**Text shown**
▼

I've thoroughly enjoyed this game each time I've played it. What's more, it's been the rare game of late to get played multiple times in my group; too often, it's only the party games that make repeat appearances, while the deeper thinking games, no matter how satisfying, get played only once or twice. (So many games, so little time.) Sagrada, with its fairly easy-to-understand rules and short-to-medium play times, has become a regular request.

I should also point out that I've enjoyed the game despite the fact that I haven't yet won it. Actually, my husband has defeated all comers, dialing in expertly on the type of planning this game requires. But I still want to keep trying to pull out a victory.

My only minor complaint would be that I think the dice in the game are a little too small. The scale was understandably shrunk to conserve table space, make the draw bag of 90 dice not too heavy, and (yes) save a little on production costs. But the dice are small enough, and the window frames tight enough (and built shallow enough) that it's fairly easy to accidentally nudge a die you've previously placed. It seems like every single player has done it at least once every time I've played, and they always have to apologize to the group as they try to remember what value that die showed previously when they put it back.

Still, I'd give Sagrada a high recommendation -- an A- grade. Even for gamers that normally might shy away from the randomness of dice, this game uses them in a compelling and strategic way.

Wednesday, October 18, 2017

DS9 Flashback: Emissary

It's been more than a year now since I wrapped up my re-watch of Star Trek: The Next Generation. It had always been my intention to move along to Deep Space Nine, my favorite of the Star Trek series, but I didn't quite get around to it. By now, of course, we have Star Trek: Discovery and the Star Trek homage series The Orville, so my blog has no shortage of Star Trek. Still, it's Deep Space Nine! So away we go, starting with the two-hour premiere, Emissary.

▲

**Exercise instructions**
What grade does the blog excerpt give Sagrada? The records that come next are from a different source than the text.

**Items**
▼

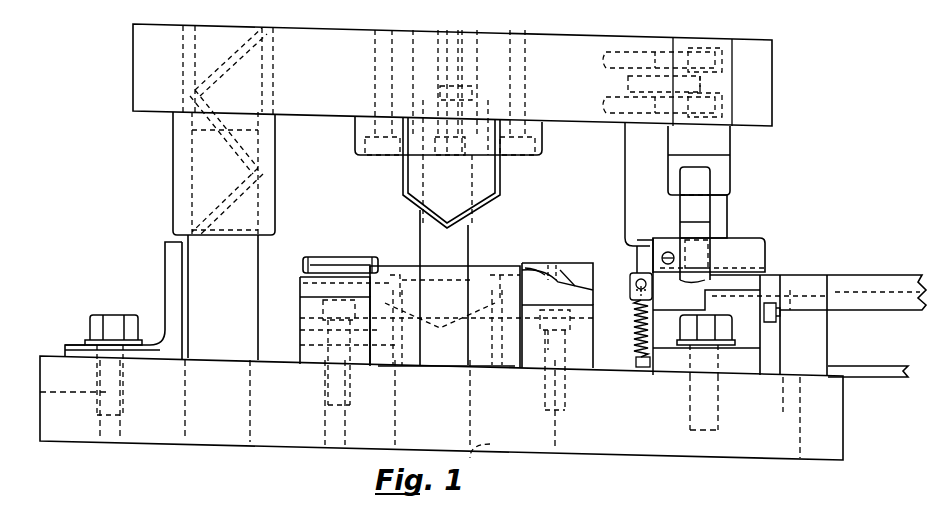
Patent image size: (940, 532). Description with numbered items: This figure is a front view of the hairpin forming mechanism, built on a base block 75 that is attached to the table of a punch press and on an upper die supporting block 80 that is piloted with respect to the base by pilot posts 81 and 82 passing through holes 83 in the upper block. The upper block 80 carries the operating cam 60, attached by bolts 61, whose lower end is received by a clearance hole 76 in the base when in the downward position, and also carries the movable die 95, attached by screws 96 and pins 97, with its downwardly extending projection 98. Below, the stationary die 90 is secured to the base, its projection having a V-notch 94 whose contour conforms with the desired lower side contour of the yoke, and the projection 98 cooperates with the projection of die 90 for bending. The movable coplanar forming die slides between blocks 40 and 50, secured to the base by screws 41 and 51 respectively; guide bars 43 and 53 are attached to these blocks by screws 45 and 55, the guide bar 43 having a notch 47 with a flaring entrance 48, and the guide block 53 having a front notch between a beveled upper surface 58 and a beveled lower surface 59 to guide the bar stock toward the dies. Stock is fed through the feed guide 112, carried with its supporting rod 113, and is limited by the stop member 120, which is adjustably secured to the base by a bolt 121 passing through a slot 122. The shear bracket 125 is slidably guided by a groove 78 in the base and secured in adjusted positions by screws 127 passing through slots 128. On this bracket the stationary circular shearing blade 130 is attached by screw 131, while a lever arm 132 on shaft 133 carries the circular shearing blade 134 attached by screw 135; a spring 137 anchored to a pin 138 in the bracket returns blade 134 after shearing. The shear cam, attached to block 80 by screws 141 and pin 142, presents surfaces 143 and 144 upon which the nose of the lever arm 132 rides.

▲
▼

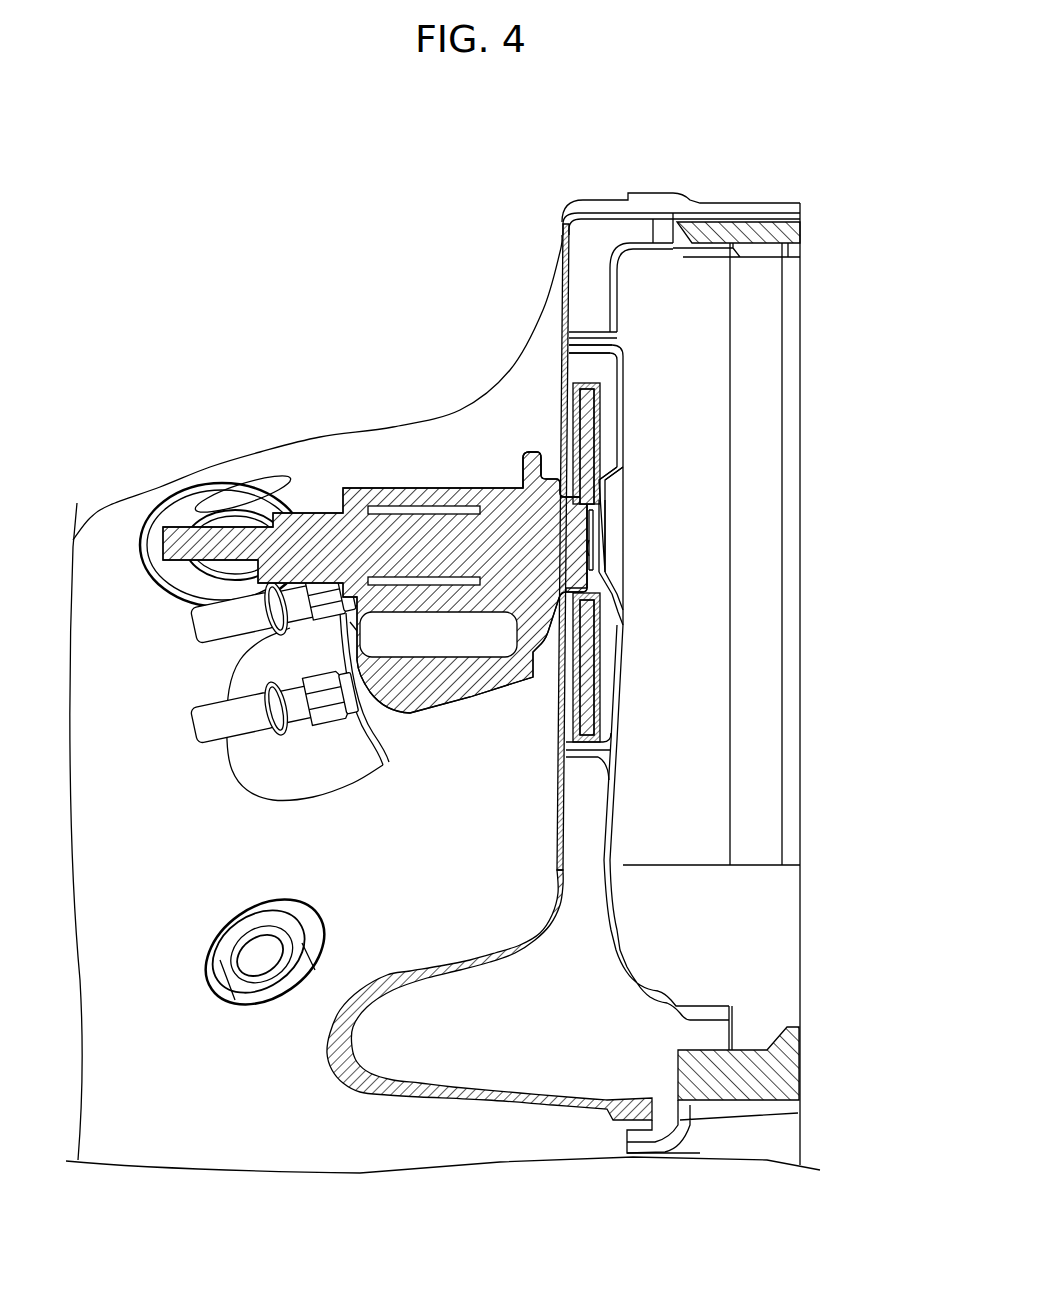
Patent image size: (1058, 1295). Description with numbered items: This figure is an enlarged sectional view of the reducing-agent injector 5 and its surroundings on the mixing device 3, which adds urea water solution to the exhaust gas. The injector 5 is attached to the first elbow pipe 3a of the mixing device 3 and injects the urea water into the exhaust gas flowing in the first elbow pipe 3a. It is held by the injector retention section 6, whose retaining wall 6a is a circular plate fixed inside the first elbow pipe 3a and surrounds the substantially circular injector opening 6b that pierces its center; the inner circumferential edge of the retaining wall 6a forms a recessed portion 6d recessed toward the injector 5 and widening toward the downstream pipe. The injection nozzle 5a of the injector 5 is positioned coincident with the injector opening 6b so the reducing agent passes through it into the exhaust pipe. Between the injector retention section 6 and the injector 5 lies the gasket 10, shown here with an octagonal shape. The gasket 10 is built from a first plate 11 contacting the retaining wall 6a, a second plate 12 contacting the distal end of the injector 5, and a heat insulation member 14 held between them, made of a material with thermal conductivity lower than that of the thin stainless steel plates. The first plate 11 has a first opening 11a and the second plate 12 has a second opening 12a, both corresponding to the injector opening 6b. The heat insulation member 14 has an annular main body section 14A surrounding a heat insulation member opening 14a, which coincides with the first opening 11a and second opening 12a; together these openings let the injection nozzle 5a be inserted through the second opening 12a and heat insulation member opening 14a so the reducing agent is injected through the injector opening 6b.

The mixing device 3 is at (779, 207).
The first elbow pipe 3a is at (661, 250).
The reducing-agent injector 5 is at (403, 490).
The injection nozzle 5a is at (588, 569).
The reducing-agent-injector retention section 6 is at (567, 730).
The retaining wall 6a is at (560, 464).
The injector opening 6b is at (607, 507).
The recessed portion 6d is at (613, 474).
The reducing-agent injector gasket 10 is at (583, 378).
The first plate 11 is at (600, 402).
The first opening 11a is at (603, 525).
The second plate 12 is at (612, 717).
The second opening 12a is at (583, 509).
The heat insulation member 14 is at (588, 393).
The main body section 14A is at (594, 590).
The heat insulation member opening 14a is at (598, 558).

▲

**Task solution**
An A- grade.